━━━ EXERCISE DATA
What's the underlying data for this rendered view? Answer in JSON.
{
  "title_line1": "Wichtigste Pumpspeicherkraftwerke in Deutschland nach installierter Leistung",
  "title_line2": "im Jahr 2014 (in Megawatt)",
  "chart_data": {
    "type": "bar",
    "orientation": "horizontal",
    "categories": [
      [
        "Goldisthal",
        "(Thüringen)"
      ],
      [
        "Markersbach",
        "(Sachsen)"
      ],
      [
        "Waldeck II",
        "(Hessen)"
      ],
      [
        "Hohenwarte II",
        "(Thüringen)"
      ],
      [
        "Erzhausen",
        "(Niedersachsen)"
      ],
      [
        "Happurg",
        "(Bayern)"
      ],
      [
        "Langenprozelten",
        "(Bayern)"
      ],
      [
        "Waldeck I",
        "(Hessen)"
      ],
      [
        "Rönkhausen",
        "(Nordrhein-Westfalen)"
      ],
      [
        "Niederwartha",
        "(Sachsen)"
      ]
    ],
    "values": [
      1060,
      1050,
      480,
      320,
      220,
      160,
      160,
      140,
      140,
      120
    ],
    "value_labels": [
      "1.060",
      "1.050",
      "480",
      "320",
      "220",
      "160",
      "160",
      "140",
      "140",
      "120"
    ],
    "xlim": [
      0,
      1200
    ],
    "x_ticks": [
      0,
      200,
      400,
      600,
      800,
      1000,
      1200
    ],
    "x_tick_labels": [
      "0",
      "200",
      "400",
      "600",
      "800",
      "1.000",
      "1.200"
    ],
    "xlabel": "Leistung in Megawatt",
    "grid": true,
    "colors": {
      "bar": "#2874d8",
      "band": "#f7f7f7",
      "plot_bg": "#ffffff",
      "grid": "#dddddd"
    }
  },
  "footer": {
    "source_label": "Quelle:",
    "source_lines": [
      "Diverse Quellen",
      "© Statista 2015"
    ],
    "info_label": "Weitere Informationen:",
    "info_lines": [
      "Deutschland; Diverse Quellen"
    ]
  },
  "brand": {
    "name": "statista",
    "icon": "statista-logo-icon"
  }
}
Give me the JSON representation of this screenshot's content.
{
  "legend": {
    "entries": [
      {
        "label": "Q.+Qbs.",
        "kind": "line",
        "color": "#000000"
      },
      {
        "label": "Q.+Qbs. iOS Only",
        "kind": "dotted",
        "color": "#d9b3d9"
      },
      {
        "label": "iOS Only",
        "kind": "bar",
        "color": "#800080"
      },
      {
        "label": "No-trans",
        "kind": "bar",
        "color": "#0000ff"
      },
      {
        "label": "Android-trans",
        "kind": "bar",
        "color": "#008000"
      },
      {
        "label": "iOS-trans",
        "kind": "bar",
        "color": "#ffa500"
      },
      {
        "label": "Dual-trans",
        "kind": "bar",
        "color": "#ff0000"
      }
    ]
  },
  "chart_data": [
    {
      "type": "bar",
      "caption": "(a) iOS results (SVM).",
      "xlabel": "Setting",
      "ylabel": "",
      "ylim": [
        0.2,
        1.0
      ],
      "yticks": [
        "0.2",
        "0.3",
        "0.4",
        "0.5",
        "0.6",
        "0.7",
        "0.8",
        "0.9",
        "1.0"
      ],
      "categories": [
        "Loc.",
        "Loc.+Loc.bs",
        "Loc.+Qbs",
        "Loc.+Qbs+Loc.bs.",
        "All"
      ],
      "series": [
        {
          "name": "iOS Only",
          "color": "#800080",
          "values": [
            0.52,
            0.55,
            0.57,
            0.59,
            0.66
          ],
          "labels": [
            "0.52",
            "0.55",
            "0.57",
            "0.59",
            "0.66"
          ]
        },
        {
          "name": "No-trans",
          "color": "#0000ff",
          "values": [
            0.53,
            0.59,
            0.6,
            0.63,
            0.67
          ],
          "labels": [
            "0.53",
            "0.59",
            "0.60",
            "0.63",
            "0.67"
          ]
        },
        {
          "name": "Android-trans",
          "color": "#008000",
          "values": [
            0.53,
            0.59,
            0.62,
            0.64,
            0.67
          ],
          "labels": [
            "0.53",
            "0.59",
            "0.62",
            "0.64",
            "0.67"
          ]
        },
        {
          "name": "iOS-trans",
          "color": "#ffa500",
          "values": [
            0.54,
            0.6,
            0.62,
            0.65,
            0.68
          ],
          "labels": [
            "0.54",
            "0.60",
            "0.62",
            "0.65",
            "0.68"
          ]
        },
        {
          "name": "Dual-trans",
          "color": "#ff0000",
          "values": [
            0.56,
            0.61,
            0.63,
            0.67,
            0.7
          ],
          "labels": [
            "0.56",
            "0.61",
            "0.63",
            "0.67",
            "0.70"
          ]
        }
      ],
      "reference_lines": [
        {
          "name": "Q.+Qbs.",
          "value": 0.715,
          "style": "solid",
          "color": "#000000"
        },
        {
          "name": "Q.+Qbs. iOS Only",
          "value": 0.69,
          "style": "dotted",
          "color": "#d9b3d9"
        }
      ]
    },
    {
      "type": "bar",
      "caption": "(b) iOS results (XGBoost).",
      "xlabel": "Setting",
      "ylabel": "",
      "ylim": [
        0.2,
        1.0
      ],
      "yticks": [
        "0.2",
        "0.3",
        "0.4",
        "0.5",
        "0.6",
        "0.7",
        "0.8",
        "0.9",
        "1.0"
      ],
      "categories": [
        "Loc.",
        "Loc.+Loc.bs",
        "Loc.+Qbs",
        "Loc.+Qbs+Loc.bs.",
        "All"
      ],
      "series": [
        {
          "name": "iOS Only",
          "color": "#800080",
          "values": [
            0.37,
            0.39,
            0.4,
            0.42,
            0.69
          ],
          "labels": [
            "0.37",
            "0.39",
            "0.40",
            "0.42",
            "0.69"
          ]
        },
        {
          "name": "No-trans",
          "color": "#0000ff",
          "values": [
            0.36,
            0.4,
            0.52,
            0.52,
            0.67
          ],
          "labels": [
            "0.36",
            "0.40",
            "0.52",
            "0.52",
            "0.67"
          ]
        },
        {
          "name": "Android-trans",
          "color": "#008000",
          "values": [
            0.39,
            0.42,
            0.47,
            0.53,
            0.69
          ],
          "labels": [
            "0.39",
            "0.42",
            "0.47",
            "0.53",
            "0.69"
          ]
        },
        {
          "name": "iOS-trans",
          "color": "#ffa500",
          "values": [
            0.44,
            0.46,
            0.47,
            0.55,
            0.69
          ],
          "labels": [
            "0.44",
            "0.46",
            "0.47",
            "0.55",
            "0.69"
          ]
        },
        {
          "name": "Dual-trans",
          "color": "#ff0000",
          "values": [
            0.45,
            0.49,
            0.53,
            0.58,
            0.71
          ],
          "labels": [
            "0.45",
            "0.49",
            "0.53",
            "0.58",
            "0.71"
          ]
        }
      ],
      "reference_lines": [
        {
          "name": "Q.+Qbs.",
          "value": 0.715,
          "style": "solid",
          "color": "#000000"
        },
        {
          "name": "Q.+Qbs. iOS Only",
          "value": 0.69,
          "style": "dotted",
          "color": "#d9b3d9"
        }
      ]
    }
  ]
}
━━━━━━
Extract each entry in full, exactly as given.

REPLY:
What's the underlying data for this rendered view? Answer in JSON.
{
  "title_line1": "Wichtigste Pumpspeicherkraftwerke in Deutschland nach installierter Leistung",
  "title_line2": "im Jahr 2014 (in Megawatt)",
  "chart_data": {
    "type": "bar",
    "orientation": "horizontal",
    "categories": [
      [
        "Goldisthal",
        "(Thüringen)"
      ],
      [
        "Markersbach",
        "(Sachsen)"
      ],
      [
        "Waldeck II",
        "(Hessen)"
      ],
      [
        "Hohenwarte II",
        "(Thüringen)"
      ],
      [
        "Erzhausen",
        "(Niedersachsen)"
      ],
      [
        "Happurg",
        "(Bayern)"
      ],
      [
        "Langenprozelten",
        "(Bayern)"
      ],
      [
        "Waldeck I",
        "(Hessen)"
      ],
      [
        "Rönkhausen",
        "(Nordrhein-Westfalen)"
      ],
      [
        "Niederwartha",
        "(Sachsen)"
      ]
    ],
    "values": [
      1060,
      1050,
      480,
      320,
      220,
      160,
      160,
      140,
      140,
      120
    ],
    "value_labels": [
      "1.060",
      "1.050",
      "480",
      "320",
      "220",
      "160",
      "160",
      "140",
      "140",
      "120"
    ],
    "xlim": [
      0,
      1200
    ],
    "x_ticks": [
      0,
      200,
      400,
      600,
      800,
      1000,
      1200
    ],
    "x_tick_labels": [
      "0",
      "200",
      "400",
      "600",
      "800",
      "1.000",
      "1.200"
    ],
    "xlabel": "Leistung in Megawatt",
    "grid": true,
    "colors": {
      "bar": "#2874d8",
      "band": "#f7f7f7",
      "plot_bg": "#ffffff",
      "grid": "#dddddd"
    }
  },
  "footer": {
    "source_label": "Quelle:",
    "source_lines": [
      "Diverse Quellen",
      "© Statista 2015"
    ],
    "info_label": "Weitere Informationen:",
    "info_lines": [
      "Deutschland; Diverse Quellen"
    ]
  },
  "brand": {
    "name": "statista",
    "icon": "statista-logo-icon"
  }
}
Give me the JSON representation of this screenshot's content.
{
  "legend": {
    "entries": [
      {
        "label": "Q.+Qbs.",
        "kind": "line",
        "color": "#000000"
      },
      {
        "label": "Q.+Qbs. iOS Only",
        "kind": "dotted",
        "color": "#d9b3d9"
      },
      {
        "label": "iOS Only",
        "kind": "bar",
        "color": "#800080"
      },
      {
        "label": "No-trans",
        "kind": "bar",
        "color": "#0000ff"
      },
      {
        "label": "Android-trans",
        "kind": "bar",
        "color": "#008000"
      },
      {
        "label": "iOS-trans",
        "kind": "bar",
        "color": "#ffa500"
      },
      {
        "label": "Dual-trans",
        "kind": "bar",
        "color": "#ff0000"
      }
    ]
  },
  "chart_data": [
    {
      "type": "bar",
      "caption": "(a) iOS results (SVM).",
      "xlabel": "Setting",
      "ylabel": "",
      "ylim": [
        0.2,
        1.0
      ],
      "yticks": [
        "0.2",
        "0.3",
        "0.4",
        "0.5",
        "0.6",
        "0.7",
        "0.8",
        "0.9",
        "1.0"
      ],
      "categories": [
        "Loc.",
        "Loc.+Loc.bs",
        "Loc.+Qbs",
        "Loc.+Qbs+Loc.bs.",
        "All"
      ],
      "series": [
        {
          "name": "iOS Only",
          "color": "#800080",
          "values": [
            0.52,
            0.55,
            0.57,
            0.59,
            0.66
          ],
          "labels": [
            "0.52",
            "0.55",
            "0.57",
            "0.59",
            "0.66"
          ]
        },
        {
          "name": "No-trans",
          "color": "#0000ff",
          "values": [
            0.53,
            0.59,
            0.6,
            0.63,
            0.67
          ],
          "labels": [
            "0.53",
            "0.59",
            "0.60",
            "0.63",
            "0.67"
          ]
        },
        {
          "name": "Android-trans",
          "color": "#008000",
          "values": [
            0.53,
            0.59,
            0.62,
            0.64,
            0.67
          ],
          "labels": [
            "0.53",
            "0.59",
            "0.62",
            "0.64",
            "0.67"
          ]
        },
        {
          "name": "iOS-trans",
          "color": "#ffa500",
          "values": [
            0.54,
            0.6,
            0.62,
            0.65,
            0.68
          ],
          "labels": [
            "0.54",
            "0.60",
            "0.62",
            "0.65",
            "0.68"
          ]
        },
        {
          "name": "Dual-trans",
          "color": "#ff0000",
          "values": [
            0.56,
            0.61,
            0.63,
            0.67,
            0.7
          ],
          "labels": [
            "0.56",
            "0.61",
            "0.63",
            "0.67",
            "0.70"
          ]
        }
      ],
      "reference_lines": [
        {
          "name": "Q.+Qbs.",
          "value": 0.715,
          "style": "solid",
          "color": "#000000"
        },
        {
          "name": "Q.+Qbs. iOS Only",
          "value": 0.69,
          "style": "dotted",
          "color": "#d9b3d9"
        }
      ]
    },
    {
      "type": "bar",
      "caption": "(b) iOS results (XGBoost).",
      "xlabel": "Setting",
      "ylabel": "",
      "ylim": [
        0.2,
        1.0
      ],
      "yticks": [
        "0.2",
        "0.3",
        "0.4",
        "0.5",
        "0.6",
        "0.7",
        "0.8",
        "0.9",
        "1.0"
      ],
      "categories": [
        "Loc.",
        "Loc.+Loc.bs",
        "Loc.+Qbs",
        "Loc.+Qbs+Loc.bs.",
        "All"
      ],
      "series": [
        {
          "name": "iOS Only",
          "color": "#800080",
          "values": [
            0.37,
            0.39,
            0.4,
            0.42,
            0.69
          ],
          "labels": [
            "0.37",
            "0.39",
            "0.40",
            "0.42",
            "0.69"
          ]
        },
        {
          "name": "No-trans",
          "color": "#0000ff",
          "values": [
            0.36,
            0.4,
            0.52,
            0.52,
            0.67
          ],
          "labels": [
            "0.36",
            "0.40",
            "0.52",
            "0.52",
            "0.67"
          ]
        },
        {
          "name": "Android-trans",
          "color": "#008000",
          "values": [
            0.39,
            0.42,
            0.47,
            0.53,
            0.69
          ],
          "labels": [
            "0.39",
            "0.42",
            "0.47",
            "0.53",
            "0.69"
          ]
        },
        {
          "name": "iOS-trans",
          "color": "#ffa500",
          "values": [
            0.44,
            0.46,
            0.47,
            0.55,
            0.69
          ],
          "labels": [
            "0.44",
            "0.46",
            "0.47",
            "0.55",
            "0.69"
          ]
        },
        {
          "name": "Dual-trans",
          "color": "#ff0000",
          "values": [
            0.45,
            0.49,
            0.53,
            0.58,
            0.71
          ],
          "labels": [
            "0.45",
            "0.49",
            "0.53",
            "0.58",
            "0.71"
          ]
        }
      ],
      "reference_lines": [
        {
          "name": "Q.+Qbs.",
          "value": 0.715,
          "style": "solid",
          "color": "#000000"
        },
        {
          "name": "Q.+Qbs. iOS Only",
          "value": 0.69,
          "style": "dotted",
          "color": "#d9b3d9"
        }
      ]
    }
  ]
}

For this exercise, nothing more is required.